(Work to be completed)
In the material below, count the lines with the word "które" and state that number only.

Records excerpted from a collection
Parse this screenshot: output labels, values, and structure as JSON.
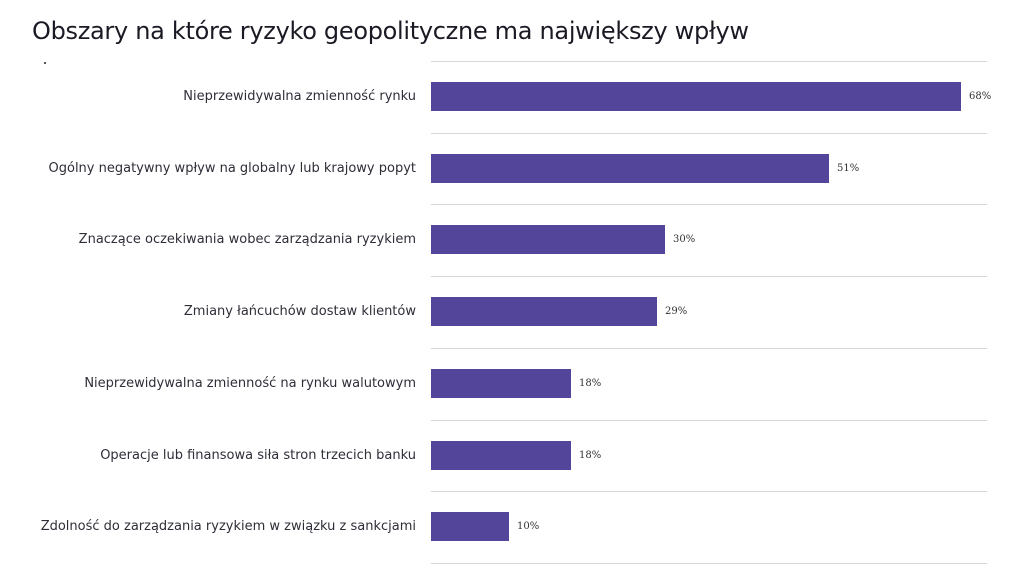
{
  "title": "Obszary na które ryzyko geopolityczne ma największy wpływ",
  "subtitle_mark": "·",
  "colors": {
    "bar": "#52459a",
    "gridline": "#d6d6d6",
    "text": "#2e2e38"
  },
  "chart_data": {
    "type": "bar",
    "orientation": "horizontal",
    "title": "Obszary na które ryzyko geopolityczne ma największy wpływ",
    "xlabel": "",
    "ylabel": "",
    "categories": [
      "Nieprzewidywalna zmienność rynku",
      "Ogólny negatywny wpływ na globalny lub krajowy popyt",
      "Znaczące oczekiwania wobec zarządzania ryzykiem",
      "Zmiany łańcuchów dostaw klientów",
      "Nieprzewidywalna zmienność na rynku walutowym",
      "Operacje lub finansowa siła stron trzecich banku",
      "Zdolność do zarządzania ryzykiem w związku z sankcjami"
    ],
    "values": [
      68,
      51,
      30,
      29,
      18,
      18,
      10
    ],
    "value_labels": [
      "68%",
      "51%",
      "30%",
      "29%",
      "18%",
      "18%",
      "10%"
    ],
    "unit": "%",
    "xlim": [
      0,
      70
    ],
    "grid": "horizontal separators between rows",
    "legend": "none"
  }
}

(Solution for this exercise)
2